#### [STATED PROBLEM]
Lines containing the string "color" are to be collected in full.
*-*-*
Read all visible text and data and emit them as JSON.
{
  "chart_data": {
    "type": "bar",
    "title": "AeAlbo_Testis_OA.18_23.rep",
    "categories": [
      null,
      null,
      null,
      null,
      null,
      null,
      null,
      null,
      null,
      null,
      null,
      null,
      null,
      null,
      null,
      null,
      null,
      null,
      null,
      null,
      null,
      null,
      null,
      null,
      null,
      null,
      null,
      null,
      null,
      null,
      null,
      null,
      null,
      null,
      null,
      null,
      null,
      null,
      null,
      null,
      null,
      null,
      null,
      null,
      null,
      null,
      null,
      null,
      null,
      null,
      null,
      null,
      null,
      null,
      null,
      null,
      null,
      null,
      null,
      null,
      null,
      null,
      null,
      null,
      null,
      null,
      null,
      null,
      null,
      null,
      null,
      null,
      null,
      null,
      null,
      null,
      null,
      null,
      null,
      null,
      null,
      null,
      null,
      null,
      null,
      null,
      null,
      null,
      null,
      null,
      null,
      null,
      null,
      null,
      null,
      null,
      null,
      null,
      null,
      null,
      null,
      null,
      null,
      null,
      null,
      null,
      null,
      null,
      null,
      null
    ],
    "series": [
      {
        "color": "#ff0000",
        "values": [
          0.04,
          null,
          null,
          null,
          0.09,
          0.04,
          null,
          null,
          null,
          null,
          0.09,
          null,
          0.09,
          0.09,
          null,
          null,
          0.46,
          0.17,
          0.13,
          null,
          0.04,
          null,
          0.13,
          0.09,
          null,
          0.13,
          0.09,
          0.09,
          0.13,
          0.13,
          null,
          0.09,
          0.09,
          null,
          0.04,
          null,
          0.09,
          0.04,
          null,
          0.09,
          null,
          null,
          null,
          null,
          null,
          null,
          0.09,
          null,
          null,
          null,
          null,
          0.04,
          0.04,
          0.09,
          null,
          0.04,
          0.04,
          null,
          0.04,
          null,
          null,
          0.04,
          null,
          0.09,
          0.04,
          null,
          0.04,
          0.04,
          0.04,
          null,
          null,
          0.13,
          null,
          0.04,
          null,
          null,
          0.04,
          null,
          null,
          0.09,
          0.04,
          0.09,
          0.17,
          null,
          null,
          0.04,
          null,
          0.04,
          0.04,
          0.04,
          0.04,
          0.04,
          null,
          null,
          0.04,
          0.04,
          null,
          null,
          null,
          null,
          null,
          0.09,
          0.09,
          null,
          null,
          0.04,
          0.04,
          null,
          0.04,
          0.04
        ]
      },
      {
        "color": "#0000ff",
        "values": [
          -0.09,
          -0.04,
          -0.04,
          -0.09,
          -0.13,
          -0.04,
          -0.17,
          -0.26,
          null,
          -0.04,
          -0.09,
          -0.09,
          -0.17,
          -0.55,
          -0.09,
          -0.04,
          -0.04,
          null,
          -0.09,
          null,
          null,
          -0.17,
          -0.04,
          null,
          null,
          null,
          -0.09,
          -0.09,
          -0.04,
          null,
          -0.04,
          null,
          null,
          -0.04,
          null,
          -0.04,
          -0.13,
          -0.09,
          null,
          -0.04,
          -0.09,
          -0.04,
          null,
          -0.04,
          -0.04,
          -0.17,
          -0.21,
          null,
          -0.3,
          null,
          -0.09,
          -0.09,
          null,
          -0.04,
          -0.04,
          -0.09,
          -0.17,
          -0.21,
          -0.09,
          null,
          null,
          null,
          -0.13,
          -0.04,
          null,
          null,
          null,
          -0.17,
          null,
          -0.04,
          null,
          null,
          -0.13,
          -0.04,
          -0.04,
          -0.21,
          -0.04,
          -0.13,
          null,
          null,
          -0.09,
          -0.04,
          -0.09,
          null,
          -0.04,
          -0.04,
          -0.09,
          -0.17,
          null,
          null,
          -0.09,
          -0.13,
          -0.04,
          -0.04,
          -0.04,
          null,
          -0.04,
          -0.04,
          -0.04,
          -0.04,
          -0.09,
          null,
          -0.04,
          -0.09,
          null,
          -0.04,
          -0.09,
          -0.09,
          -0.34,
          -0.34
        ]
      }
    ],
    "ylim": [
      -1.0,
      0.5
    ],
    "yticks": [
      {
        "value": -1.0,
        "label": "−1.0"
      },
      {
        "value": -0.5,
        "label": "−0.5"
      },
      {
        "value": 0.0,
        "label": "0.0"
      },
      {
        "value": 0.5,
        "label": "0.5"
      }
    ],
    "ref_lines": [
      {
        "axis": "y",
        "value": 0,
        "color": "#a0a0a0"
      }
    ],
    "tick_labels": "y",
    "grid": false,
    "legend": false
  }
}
*-*-*
#### [SOLVED EXERCISE]
        "color": "#ff0000",
        "color": "#0000ff",
        "color": "#a0a0a0"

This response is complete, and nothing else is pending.